RECORD EXCERPTS:
- - - -
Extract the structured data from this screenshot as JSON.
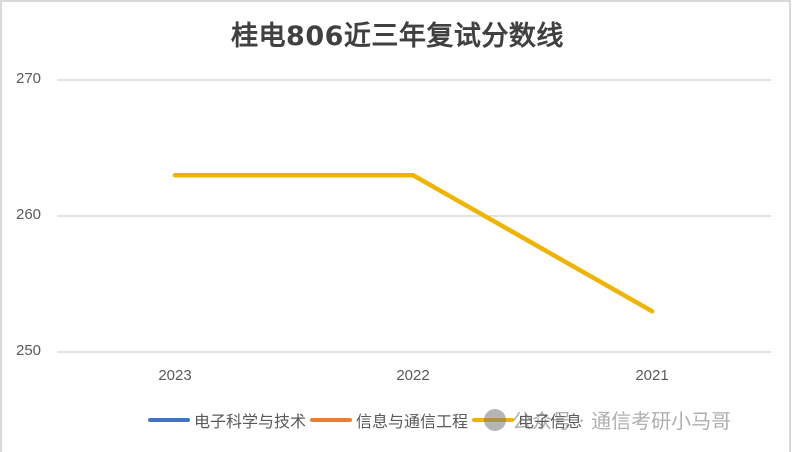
{
  "title": "桂电806近三年复试分数线",
  "y_axis": {
    "ticks": [
      "270",
      "260",
      "250"
    ]
  },
  "x_axis": {
    "ticks": [
      "2023",
      "2022",
      "2021"
    ]
  },
  "legend": [
    {
      "label": "电子科学与技术",
      "color": "#4472c4"
    },
    {
      "label": "信息与通信工程",
      "color": "#ed7d31"
    },
    {
      "label": "电子信息",
      "color": "#f0b400"
    }
  ],
  "watermark": {
    "text": "公众号 · 通信考研小马哥"
  },
  "chart_data": {
    "type": "line",
    "title": "桂电806近三年复试分数线",
    "categories": [
      "2023",
      "2022",
      "2021"
    ],
    "series": [
      {
        "name": "电子科学与技术",
        "values": [
          null,
          null,
          null
        ],
        "color": "#4472c4"
      },
      {
        "name": "信息与通信工程",
        "values": [
          null,
          null,
          null
        ],
        "color": "#ed7d31"
      },
      {
        "name": "电子信息",
        "values": [
          263,
          263,
          253
        ],
        "color": "#f0b400"
      }
    ],
    "xlabel": "",
    "ylabel": "",
    "ylim": [
      250,
      270
    ],
    "yticks": [
      250,
      260,
      270
    ],
    "grid": true,
    "legend_position": "bottom"
  }
}
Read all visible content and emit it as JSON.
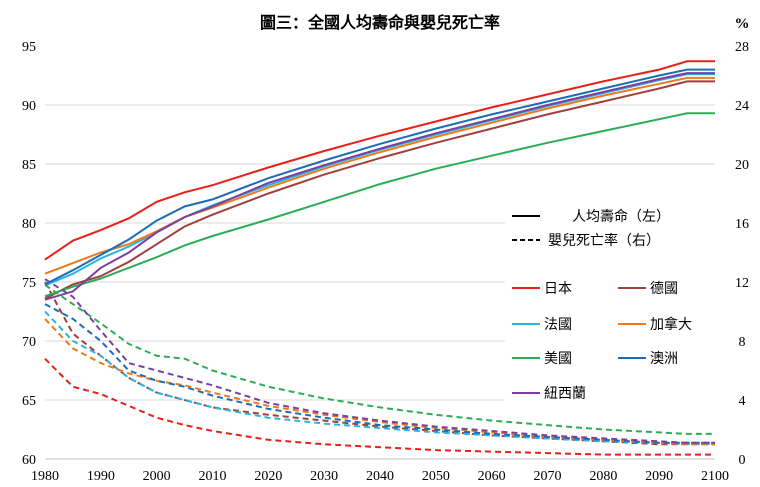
{
  "chart_data": {
    "type": "line",
    "title": "圖三：全國人均壽命與嬰兒死亡率",
    "right_unit": "%",
    "xlim": [
      1980,
      2100
    ],
    "ylim_left": [
      60,
      95
    ],
    "ylim_right": [
      0,
      28
    ],
    "x_ticks": [
      "1980",
      "1990",
      "2000",
      "2010",
      "2020",
      "2030",
      "2040",
      "2050",
      "2060",
      "2070",
      "2080",
      "2090",
      "2100"
    ],
    "y_left_ticks": [
      "60",
      "65",
      "70",
      "75",
      "80",
      "85",
      "90",
      "95"
    ],
    "y_right_ticks": [
      "0",
      "4",
      "8",
      "12",
      "16",
      "20",
      "24",
      "28"
    ],
    "grid": "horizontal",
    "legend_position": "right",
    "style_legend": [
      {
        "label": "人均壽命（左）",
        "dash": "solid"
      },
      {
        "label": "嬰兒死亡率（右）",
        "dash": "dashed"
      }
    ],
    "series": [
      {
        "name": "日本",
        "color": "#e8201a",
        "x": [
          1980,
          1985,
          1990,
          1995,
          2000,
          2005,
          2010,
          2020,
          2030,
          2040,
          2050,
          2060,
          2070,
          2080,
          2090,
          2095,
          2100
        ],
        "life": [
          76.9,
          78.5,
          79.4,
          80.4,
          81.8,
          82.6,
          83.2,
          84.7,
          86.1,
          87.4,
          88.6,
          89.8,
          90.9,
          92.0,
          93.0,
          93.7,
          93.7
        ],
        "infant": [
          6.8,
          4.9,
          4.4,
          3.6,
          2.8,
          2.3,
          1.9,
          1.3,
          1.0,
          0.8,
          0.6,
          0.5,
          0.4,
          0.3,
          0.3,
          0.3,
          0.3
        ]
      },
      {
        "name": "德國",
        "color": "#a0403c",
        "x": [
          1980,
          1985,
          1990,
          1995,
          2000,
          2005,
          2010,
          2020,
          2030,
          2040,
          2050,
          2060,
          2070,
          2080,
          2090,
          2095,
          2100
        ],
        "life": [
          73.6,
          74.8,
          75.5,
          76.7,
          78.2,
          79.7,
          80.7,
          82.5,
          84.1,
          85.5,
          86.8,
          88.0,
          89.2,
          90.3,
          91.4,
          92.0,
          92.0
        ],
        "infant": [
          12.0,
          8.5,
          7.0,
          5.5,
          4.5,
          4.0,
          3.5,
          3.0,
          2.6,
          2.2,
          1.9,
          1.6,
          1.4,
          1.2,
          1.0,
          1.0,
          1.0
        ]
      },
      {
        "name": "法國",
        "color": "#27b4e6",
        "x": [
          1980,
          1985,
          1990,
          1995,
          2000,
          2005,
          2010,
          2020,
          2030,
          2040,
          2050,
          2060,
          2070,
          2080,
          2090,
          2095,
          2100
        ],
        "life": [
          74.7,
          75.7,
          77.0,
          78.0,
          79.2,
          80.5,
          81.5,
          83.2,
          84.8,
          86.2,
          87.5,
          88.7,
          89.9,
          91.0,
          92.1,
          92.6,
          92.6
        ],
        "infant": [
          10.0,
          8.0,
          7.0,
          5.5,
          4.5,
          4.0,
          3.5,
          2.8,
          2.4,
          2.1,
          1.8,
          1.6,
          1.4,
          1.2,
          1.1,
          1.0,
          1.0
        ]
      },
      {
        "name": "加拿大",
        "color": "#ee7a1a",
        "x": [
          1980,
          1985,
          1990,
          1995,
          2000,
          2005,
          2010,
          2020,
          2030,
          2040,
          2050,
          2060,
          2070,
          2080,
          2090,
          2095,
          2100
        ],
        "life": [
          75.7,
          76.6,
          77.5,
          78.2,
          79.3,
          80.5,
          81.3,
          83.0,
          84.6,
          86.0,
          87.3,
          88.5,
          89.7,
          90.8,
          91.8,
          92.3,
          92.3
        ],
        "infant": [
          9.5,
          7.5,
          6.5,
          5.8,
          5.3,
          5.0,
          4.5,
          3.6,
          3.0,
          2.5,
          2.1,
          1.8,
          1.5,
          1.3,
          1.1,
          1.0,
          1.0
        ]
      },
      {
        "name": "美國",
        "color": "#2bad55",
        "x": [
          1980,
          1985,
          1990,
          1995,
          2000,
          2005,
          2010,
          2020,
          2030,
          2040,
          2050,
          2060,
          2070,
          2080,
          2090,
          2095,
          2100
        ],
        "life": [
          73.8,
          74.6,
          75.3,
          76.2,
          77.1,
          78.1,
          78.9,
          80.3,
          81.8,
          83.3,
          84.6,
          85.7,
          86.8,
          87.8,
          88.8,
          89.3,
          89.3
        ],
        "infant": [
          11.8,
          10.5,
          9.2,
          7.8,
          7.0,
          6.8,
          6.0,
          4.9,
          4.1,
          3.5,
          3.0,
          2.6,
          2.3,
          2.0,
          1.8,
          1.7,
          1.7
        ]
      },
      {
        "name": "澳洲",
        "color": "#1c6db5",
        "x": [
          1980,
          1985,
          1990,
          1995,
          2000,
          2005,
          2010,
          2020,
          2030,
          2040,
          2050,
          2060,
          2070,
          2080,
          2090,
          2095,
          2100
        ],
        "life": [
          74.8,
          76.0,
          77.3,
          78.6,
          80.2,
          81.4,
          82.0,
          83.8,
          85.3,
          86.7,
          88.0,
          89.2,
          90.3,
          91.4,
          92.5,
          93.0,
          93.0
        ],
        "infant": [
          10.5,
          9.5,
          8.0,
          6.0,
          5.3,
          4.9,
          4.3,
          3.4,
          2.8,
          2.3,
          2.0,
          1.7,
          1.5,
          1.3,
          1.1,
          1.1,
          1.1
        ]
      },
      {
        "name": "紐西蘭",
        "color": "#7b3fa0",
        "x": [
          1980,
          1985,
          1990,
          1995,
          2000,
          2005,
          2010,
          2020,
          2030,
          2040,
          2050,
          2060,
          2070,
          2080,
          2090,
          2095,
          2100
        ],
        "life": [
          73.5,
          74.2,
          76.2,
          77.5,
          79.2,
          80.5,
          81.4,
          83.4,
          84.9,
          86.3,
          87.6,
          88.8,
          90.0,
          91.1,
          92.2,
          92.7,
          92.7
        ],
        "infant": [
          12.2,
          11.0,
          8.7,
          6.5,
          6.0,
          5.5,
          5.0,
          3.8,
          3.1,
          2.6,
          2.2,
          1.9,
          1.6,
          1.4,
          1.2,
          1.1,
          1.1
        ]
      }
    ]
  }
}
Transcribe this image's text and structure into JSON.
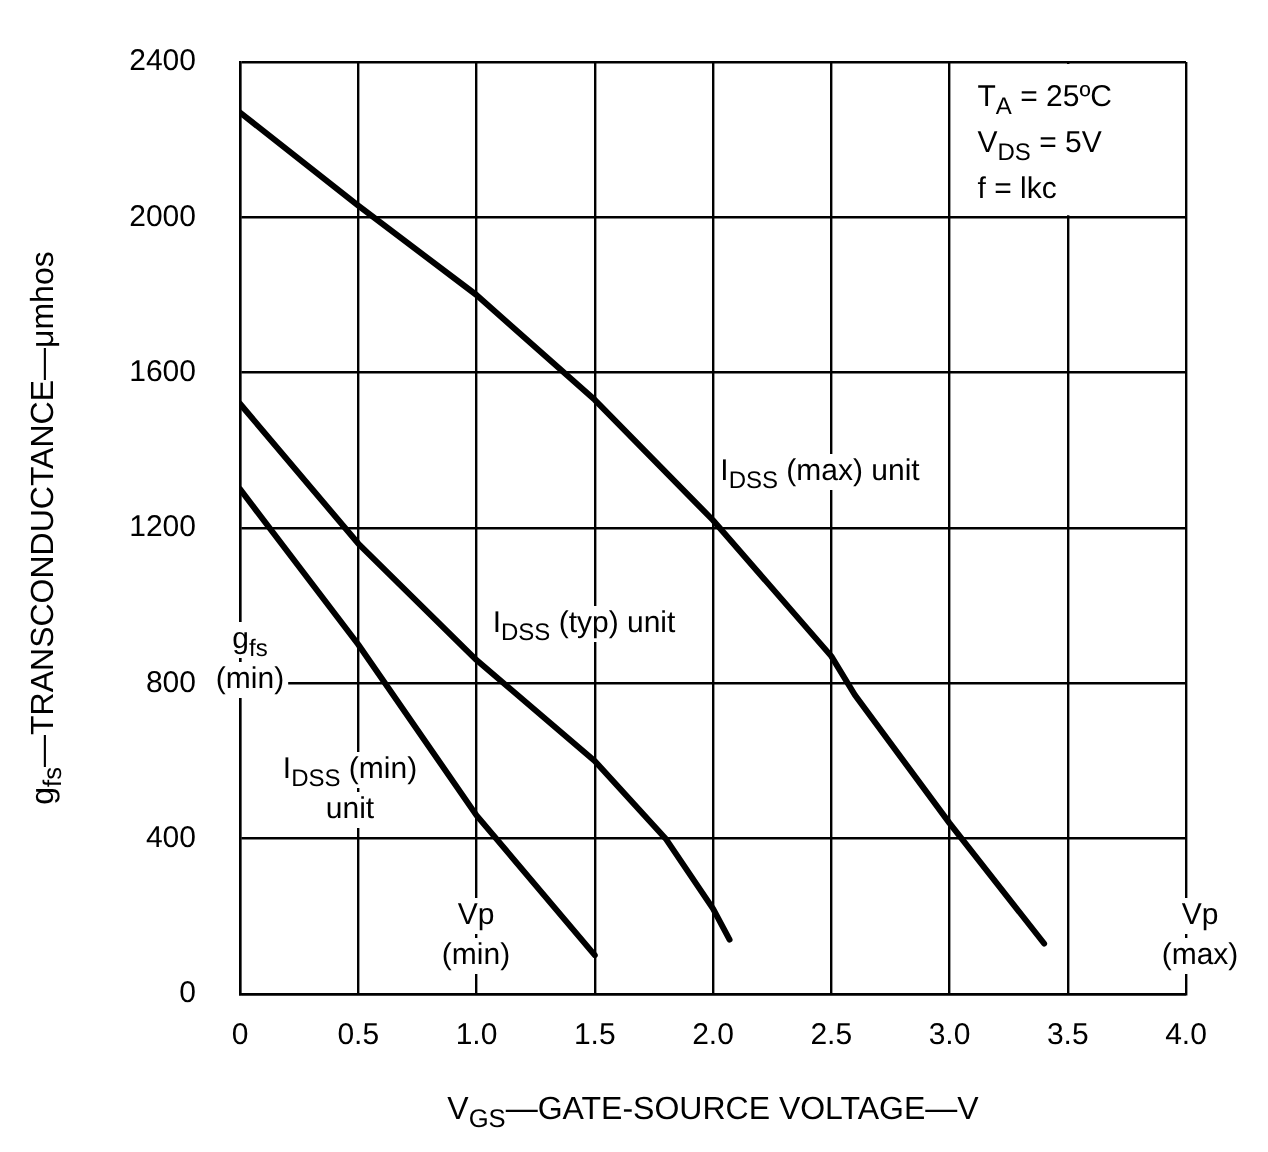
{
  "chart_data": {
    "type": "line",
    "xlabel": "V$_{GS}$—GATE-SOURCE VOLTAGE—V",
    "ylabel": "g$_{fs}$—TRANSCONDUCTANCE—μmhos",
    "xlim": [
      0,
      4
    ],
    "xticks": [
      0,
      0.5,
      {
        "value": 1,
        "label": "1.0"
      },
      1.5,
      {
        "value": 2,
        "label": "2.0"
      },
      2.5,
      {
        "value": 3,
        "label": "3.0"
      },
      3.5,
      {
        "value": 4,
        "label": "4.0"
      }
    ],
    "ylim": [
      0,
      2400
    ],
    "yticks": [
      0,
      400,
      800,
      1200,
      1600,
      2000,
      2400
    ],
    "grid": true,
    "legend": false,
    "marker": "none",
    "line_style": "solid",
    "series": [
      {
        "name": "I$_{DSS}$ (max) unit",
        "color": "#000000",
        "x": [
          0,
          0.5,
          1.0,
          1.5,
          2.0,
          2.5,
          2.6,
          3.0,
          3.4
        ],
        "values": [
          2270,
          2030,
          1800,
          1530,
          1220,
          870,
          770,
          440,
          130
        ]
      },
      {
        "name": "I$_{DSS}$ (typ) unit",
        "color": "#000000",
        "x": [
          0,
          0.5,
          1.0,
          1.5,
          1.8,
          2.0,
          2.07
        ],
        "values": [
          1520,
          1160,
          860,
          600,
          400,
          220,
          140
        ]
      },
      {
        "name": "I$_{DSS}$ (min)\nunit",
        "color": "#000000",
        "x": [
          0,
          0.5,
          1.0,
          1.5
        ],
        "values": [
          1300,
          900,
          460,
          100
        ]
      }
    ],
    "annotations": [
      "T$_{A}$ = 25ºC",
      "V$_{DS}$ = 5V",
      "f = lkc",
      "g$_{fs}$\n(min)",
      "Vp\n(min)",
      "Vp\n(max)"
    ]
  }
}
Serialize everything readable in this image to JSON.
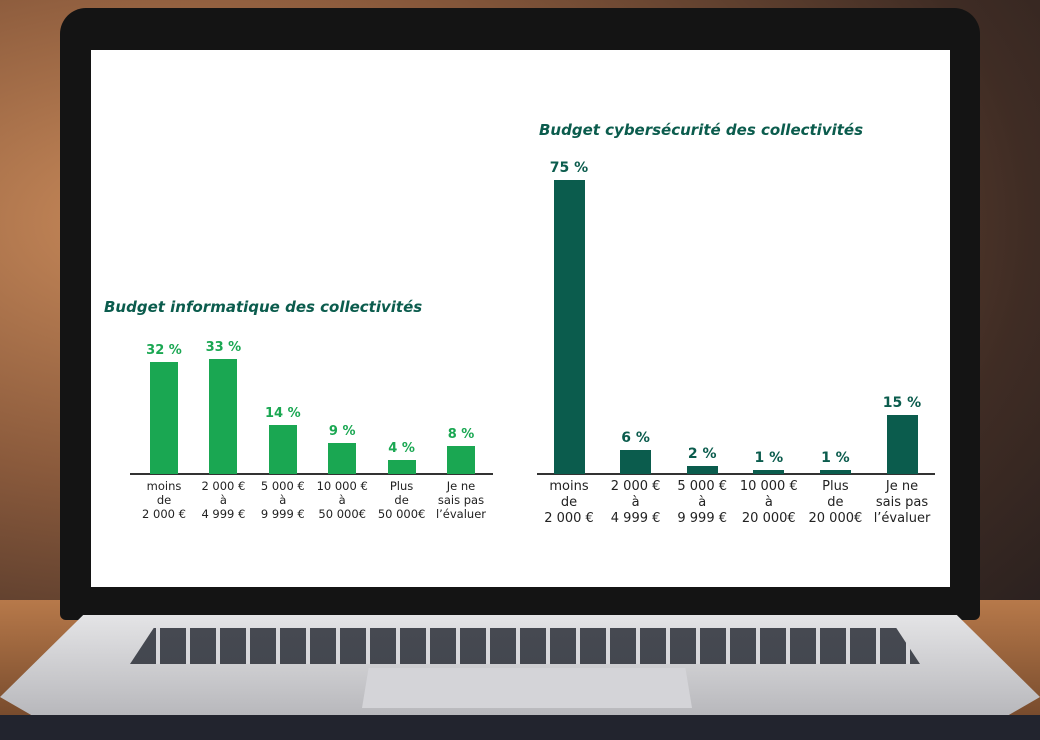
- - - -
WHAT THIS TASK INVOLVES:
Go through the data and count each line that has the word "title", then give the total alone.

COMPLETED TASK:
3